*TASK OBJECTIVE*. Reproduce every entry exactly.

------------------------------------

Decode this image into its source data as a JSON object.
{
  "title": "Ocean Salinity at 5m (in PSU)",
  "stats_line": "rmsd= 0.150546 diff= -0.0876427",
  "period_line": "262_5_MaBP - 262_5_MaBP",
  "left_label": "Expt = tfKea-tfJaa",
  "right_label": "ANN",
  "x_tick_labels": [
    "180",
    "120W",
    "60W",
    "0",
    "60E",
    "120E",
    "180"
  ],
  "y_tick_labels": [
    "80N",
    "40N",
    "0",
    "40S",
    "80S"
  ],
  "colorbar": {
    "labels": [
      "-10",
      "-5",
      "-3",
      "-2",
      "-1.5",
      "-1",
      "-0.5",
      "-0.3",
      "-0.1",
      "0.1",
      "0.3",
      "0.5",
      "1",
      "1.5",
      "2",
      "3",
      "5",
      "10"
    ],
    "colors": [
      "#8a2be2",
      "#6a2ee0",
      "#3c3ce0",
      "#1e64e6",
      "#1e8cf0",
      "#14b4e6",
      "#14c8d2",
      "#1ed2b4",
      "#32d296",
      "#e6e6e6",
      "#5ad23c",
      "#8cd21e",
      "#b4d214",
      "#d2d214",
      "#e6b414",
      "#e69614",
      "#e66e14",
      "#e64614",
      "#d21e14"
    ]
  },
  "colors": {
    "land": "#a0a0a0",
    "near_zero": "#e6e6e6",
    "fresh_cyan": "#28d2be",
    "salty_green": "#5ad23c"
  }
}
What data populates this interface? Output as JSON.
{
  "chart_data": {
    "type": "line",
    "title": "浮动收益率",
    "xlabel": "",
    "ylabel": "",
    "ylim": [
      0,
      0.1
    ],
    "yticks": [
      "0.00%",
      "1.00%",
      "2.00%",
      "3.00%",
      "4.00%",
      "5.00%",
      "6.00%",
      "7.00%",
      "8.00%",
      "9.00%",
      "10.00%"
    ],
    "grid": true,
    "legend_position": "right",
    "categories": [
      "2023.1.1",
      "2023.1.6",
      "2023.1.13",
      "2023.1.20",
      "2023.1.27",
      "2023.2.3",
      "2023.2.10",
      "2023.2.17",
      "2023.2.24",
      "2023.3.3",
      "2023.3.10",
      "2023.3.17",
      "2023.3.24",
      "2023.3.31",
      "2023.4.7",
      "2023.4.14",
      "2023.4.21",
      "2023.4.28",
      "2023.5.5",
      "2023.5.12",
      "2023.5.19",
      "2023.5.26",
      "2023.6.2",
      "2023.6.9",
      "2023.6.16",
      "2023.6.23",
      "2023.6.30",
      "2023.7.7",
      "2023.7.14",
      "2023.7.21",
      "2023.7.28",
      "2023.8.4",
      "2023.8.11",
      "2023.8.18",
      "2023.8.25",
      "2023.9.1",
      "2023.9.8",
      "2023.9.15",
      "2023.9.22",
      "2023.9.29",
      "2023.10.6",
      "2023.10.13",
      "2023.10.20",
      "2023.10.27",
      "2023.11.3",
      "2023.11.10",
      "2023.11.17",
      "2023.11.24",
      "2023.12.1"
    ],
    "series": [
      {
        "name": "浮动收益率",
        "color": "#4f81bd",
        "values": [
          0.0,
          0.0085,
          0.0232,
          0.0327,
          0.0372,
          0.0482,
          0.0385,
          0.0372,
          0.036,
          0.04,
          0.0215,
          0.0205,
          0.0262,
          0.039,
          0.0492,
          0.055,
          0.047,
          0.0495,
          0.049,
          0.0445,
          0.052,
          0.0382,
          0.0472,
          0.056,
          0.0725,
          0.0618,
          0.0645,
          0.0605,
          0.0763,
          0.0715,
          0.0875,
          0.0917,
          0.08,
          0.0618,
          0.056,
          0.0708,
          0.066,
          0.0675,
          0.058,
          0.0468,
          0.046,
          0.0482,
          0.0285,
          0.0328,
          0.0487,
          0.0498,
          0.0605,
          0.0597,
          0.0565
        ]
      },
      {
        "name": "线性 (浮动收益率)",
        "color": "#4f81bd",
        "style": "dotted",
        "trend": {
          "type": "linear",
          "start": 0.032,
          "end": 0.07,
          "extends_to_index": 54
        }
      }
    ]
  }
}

------------------------------------

*RESULT FOR THIS TASK*.
Decode this image into its source data as a JSON object.
{
  "title": "Ocean Salinity at 5m (in PSU)",
  "stats_line": "rmsd= 0.150546 diff= -0.0876427",
  "period_line": "262_5_MaBP - 262_5_MaBP",
  "left_label": "Expt = tfKea-tfJaa",
  "right_label": "ANN",
  "x_tick_labels": [
    "180",
    "120W",
    "60W",
    "0",
    "60E",
    "120E",
    "180"
  ],
  "y_tick_labels": [
    "80N",
    "40N",
    "0",
    "40S",
    "80S"
  ],
  "colorbar": {
    "labels": [
      "-10",
      "-5",
      "-3",
      "-2",
      "-1.5",
      "-1",
      "-0.5",
      "-0.3",
      "-0.1",
      "0.1",
      "0.3",
      "0.5",
      "1",
      "1.5",
      "2",
      "3",
      "5",
      "10"
    ],
    "colors": [
      "#8a2be2",
      "#6a2ee0",
      "#3c3ce0",
      "#1e64e6",
      "#1e8cf0",
      "#14b4e6",
      "#14c8d2",
      "#1ed2b4",
      "#32d296",
      "#e6e6e6",
      "#5ad23c",
      "#8cd21e",
      "#b4d214",
      "#d2d214",
      "#e6b414",
      "#e69614",
      "#e66e14",
      "#e64614",
      "#d21e14"
    ]
  },
  "colors": {
    "land": "#a0a0a0",
    "near_zero": "#e6e6e6",
    "fresh_cyan": "#28d2be",
    "salty_green": "#5ad23c"
  }
}
What data populates this interface? Output as JSON.
{
  "chart_data": {
    "type": "line",
    "title": "浮动收益率",
    "xlabel": "",
    "ylabel": "",
    "ylim": [
      0,
      0.1
    ],
    "yticks": [
      "0.00%",
      "1.00%",
      "2.00%",
      "3.00%",
      "4.00%",
      "5.00%",
      "6.00%",
      "7.00%",
      "8.00%",
      "9.00%",
      "10.00%"
    ],
    "grid": true,
    "legend_position": "right",
    "categories": [
      "2023.1.1",
      "2023.1.6",
      "2023.1.13",
      "2023.1.20",
      "2023.1.27",
      "2023.2.3",
      "2023.2.10",
      "2023.2.17",
      "2023.2.24",
      "2023.3.3",
      "2023.3.10",
      "2023.3.17",
      "2023.3.24",
      "2023.3.31",
      "2023.4.7",
      "2023.4.14",
      "2023.4.21",
      "2023.4.28",
      "2023.5.5",
      "2023.5.12",
      "2023.5.19",
      "2023.5.26",
      "2023.6.2",
      "2023.6.9",
      "2023.6.16",
      "2023.6.23",
      "2023.6.30",
      "2023.7.7",
      "2023.7.14",
      "2023.7.21",
      "2023.7.28",
      "2023.8.4",
      "2023.8.11",
      "2023.8.18",
      "2023.8.25",
      "2023.9.1",
      "2023.9.8",
      "2023.9.15",
      "2023.9.22",
      "2023.9.29",
      "2023.10.6",
      "2023.10.13",
      "2023.10.20",
      "2023.10.27",
      "2023.11.3",
      "2023.11.10",
      "2023.11.17",
      "2023.11.24",
      "2023.12.1"
    ],
    "series": [
      {
        "name": "浮动收益率",
        "color": "#4f81bd",
        "values": [
          0.0,
          0.0085,
          0.0232,
          0.0327,
          0.0372,
          0.0482,
          0.0385,
          0.0372,
          0.036,
          0.04,
          0.0215,
          0.0205,
          0.0262,
          0.039,
          0.0492,
          0.055,
          0.047,
          0.0495,
          0.049,
          0.0445,
          0.052,
          0.0382,
          0.0472,
          0.056,
          0.0725,
          0.0618,
          0.0645,
          0.0605,
          0.0763,
          0.0715,
          0.0875,
          0.0917,
          0.08,
          0.0618,
          0.056,
          0.0708,
          0.066,
          0.0675,
          0.058,
          0.0468,
          0.046,
          0.0482,
          0.0285,
          0.0328,
          0.0487,
          0.0498,
          0.0605,
          0.0597,
          0.0565
        ]
      },
      {
        "name": "线性 (浮动收益率)",
        "color": "#4f81bd",
        "style": "dotted",
        "trend": {
          "type": "linear",
          "start": 0.032,
          "end": 0.07,
          "extends_to_index": 54
        }
      }
    ]
  }
}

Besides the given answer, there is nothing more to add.